[Data entries]

* * *

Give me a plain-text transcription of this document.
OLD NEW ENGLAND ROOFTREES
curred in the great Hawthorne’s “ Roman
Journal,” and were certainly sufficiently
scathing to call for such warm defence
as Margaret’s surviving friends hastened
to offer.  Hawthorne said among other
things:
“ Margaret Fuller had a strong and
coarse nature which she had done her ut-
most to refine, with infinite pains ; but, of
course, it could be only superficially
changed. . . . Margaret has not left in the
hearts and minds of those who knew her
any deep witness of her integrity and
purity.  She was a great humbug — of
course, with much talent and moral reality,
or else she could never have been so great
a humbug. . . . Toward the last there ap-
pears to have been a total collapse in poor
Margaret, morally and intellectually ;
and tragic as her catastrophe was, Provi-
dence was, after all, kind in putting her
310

* * *

To do: Write out the entries in full, exactly as given.

Solution below:
Give me a plain-text transcription of this document.
OLD NEW ENGLAND ROOFTREES
curred in the great Hawthorne’s “ Roman
Journal,” and were certainly sufficiently
scathing to call for such warm defence
as Margaret’s surviving friends hastened
to offer.  Hawthorne said among other
things:
“ Margaret Fuller had a strong and
coarse nature which she had done her ut-
most to refine, with infinite pains ; but, of
course, it could be only superficially
changed. . . . Margaret has not left in the
hearts and minds of those who knew her
any deep witness of her integrity and
purity.  She was a great humbug — of
course, with much talent and moral reality,
or else she could never have been so great
a humbug. . . . Toward the last there ap-
pears to have been a total collapse in poor
Margaret, morally and intellectually ;
and tragic as her catastrophe was, Provi-
dence was, after all, kind in putting her
310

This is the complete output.